(Stored dataset items)
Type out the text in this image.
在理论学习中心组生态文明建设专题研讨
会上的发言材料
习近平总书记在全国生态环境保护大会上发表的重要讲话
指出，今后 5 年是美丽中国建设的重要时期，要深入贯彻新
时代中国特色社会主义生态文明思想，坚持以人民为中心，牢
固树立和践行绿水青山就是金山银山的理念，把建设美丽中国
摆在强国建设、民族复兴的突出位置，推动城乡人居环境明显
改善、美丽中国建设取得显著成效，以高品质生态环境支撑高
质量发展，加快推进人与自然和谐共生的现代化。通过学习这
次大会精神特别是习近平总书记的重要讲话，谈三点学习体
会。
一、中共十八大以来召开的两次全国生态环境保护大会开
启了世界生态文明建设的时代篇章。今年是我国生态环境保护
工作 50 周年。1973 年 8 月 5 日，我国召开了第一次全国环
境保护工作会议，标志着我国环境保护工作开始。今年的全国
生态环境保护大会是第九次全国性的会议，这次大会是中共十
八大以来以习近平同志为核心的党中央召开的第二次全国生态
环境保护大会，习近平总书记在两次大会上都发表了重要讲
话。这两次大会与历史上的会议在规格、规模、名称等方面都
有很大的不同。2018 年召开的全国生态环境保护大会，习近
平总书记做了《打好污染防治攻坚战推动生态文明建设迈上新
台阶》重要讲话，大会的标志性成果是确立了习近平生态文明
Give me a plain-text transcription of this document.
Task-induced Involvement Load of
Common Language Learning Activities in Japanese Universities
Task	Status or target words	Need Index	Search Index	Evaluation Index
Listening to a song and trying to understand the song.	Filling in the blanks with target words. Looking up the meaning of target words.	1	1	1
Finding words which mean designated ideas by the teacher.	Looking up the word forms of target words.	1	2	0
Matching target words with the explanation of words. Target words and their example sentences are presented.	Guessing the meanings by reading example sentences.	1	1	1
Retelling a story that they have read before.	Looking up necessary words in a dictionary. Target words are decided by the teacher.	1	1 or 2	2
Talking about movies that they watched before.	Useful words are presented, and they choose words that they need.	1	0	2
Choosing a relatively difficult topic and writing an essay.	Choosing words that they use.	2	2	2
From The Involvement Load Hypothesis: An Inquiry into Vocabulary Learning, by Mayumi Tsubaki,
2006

• **YOUR INSTRUCTIONS**
Your answer should be only the number of lines that hold the word "with".

• **TASK RESPONSE**
2